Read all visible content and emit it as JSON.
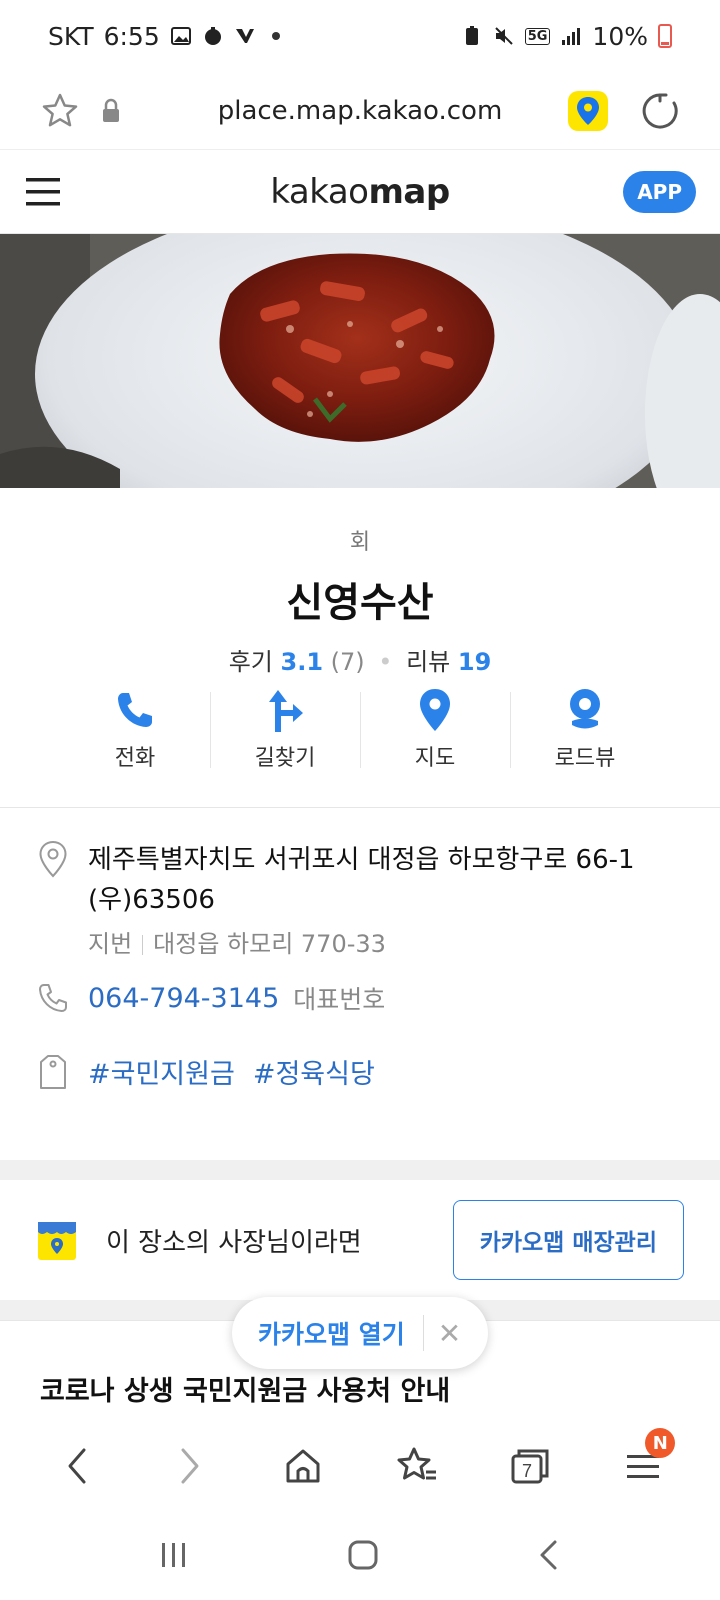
{
  "status_bar": {
    "carrier": "SKT",
    "time": "6:55",
    "network": "5G",
    "battery": "10%"
  },
  "browser": {
    "url": "place.map.kakao.com",
    "tab_count": "7",
    "menu_badge": "N"
  },
  "header": {
    "logo_light": "kakao",
    "logo_bold": "map",
    "app_button": "APP"
  },
  "place": {
    "category": "회",
    "name": "신영수산",
    "review_label": "후기",
    "review_score": "3.1",
    "review_count": "(7)",
    "blog_label": "리뷰",
    "blog_count": "19"
  },
  "actions": [
    {
      "label": "전화",
      "icon": "phone-icon"
    },
    {
      "label": "길찾기",
      "icon": "directions-icon"
    },
    {
      "label": "지도",
      "icon": "map-pin-icon"
    },
    {
      "label": "로드뷰",
      "icon": "roadview-icon"
    }
  ],
  "details": {
    "address": "제주특별자치도 서귀포시 대정읍 하모항구로 66-1",
    "postal": "(우)63506",
    "jibun_label": "지번",
    "jibun": "대정읍 하모리 770-33",
    "phone": "064-794-3145",
    "phone_label": "대표번호",
    "tags": [
      "#국민지원금",
      "#정육식당"
    ]
  },
  "owner": {
    "text": "이 장소의 사장님이라면",
    "button": "카카오맵 매장관리"
  },
  "notice": {
    "title": "코로나 상생 국민지원금 사용처 안내"
  },
  "floating": {
    "open_label": "카카오맵 열기",
    "close_label": "✕"
  },
  "colors": {
    "accent": "#2b82e8",
    "link": "#2b6cc4",
    "kakao_yellow": "#fee500",
    "badge": "#f05a2a"
  }
}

=-=-=-=-=

- _YOUR INSTRUCTIONS_:
Restate each entry word for word, leaving out any pictures.

- _EXERCISE SOLUTION_:
Read all visible content and emit it as JSON.
{
  "status_bar": {
    "carrier": "SKT",
    "time": "6:55",
    "network": "5G",
    "battery": "10%"
  },
  "browser": {
    "url": "place.map.kakao.com",
    "tab_count": "7",
    "menu_badge": "N"
  },
  "header": {
    "logo_light": "kakao",
    "logo_bold": "map",
    "app_button": "APP"
  },
  "place": {
    "category": "회",
    "name": "신영수산",
    "review_label": "후기",
    "review_score": "3.1",
    "review_count": "(7)",
    "blog_label": "리뷰",
    "blog_count": "19"
  },
  "actions": [
    {
      "label": "전화",
      "icon": "phone-icon"
    },
    {
      "label": "길찾기",
      "icon": "directions-icon"
    },
    {
      "label": "지도",
      "icon": "map-pin-icon"
    },
    {
      "label": "로드뷰",
      "icon": "roadview-icon"
    }
  ],
  "details": {
    "address": "제주특별자치도 서귀포시 대정읍 하모항구로 66-1",
    "postal": "(우)63506",
    "jibun_label": "지번",
    "jibun": "대정읍 하모리 770-33",
    "phone": "064-794-3145",
    "phone_label": "대표번호",
    "tags": [
      "#국민지원금",
      "#정육식당"
    ]
  },
  "owner": {
    "text": "이 장소의 사장님이라면",
    "button": "카카오맵 매장관리"
  },
  "notice": {
    "title": "코로나 상생 국민지원금 사용처 안내"
  },
  "floating": {
    "open_label": "카카오맵 열기",
    "close_label": "✕"
  },
  "colors": {
    "accent": "#2b82e8",
    "link": "#2b6cc4",
    "kakao_yellow": "#fee500",
    "badge": "#f05a2a"
  }
}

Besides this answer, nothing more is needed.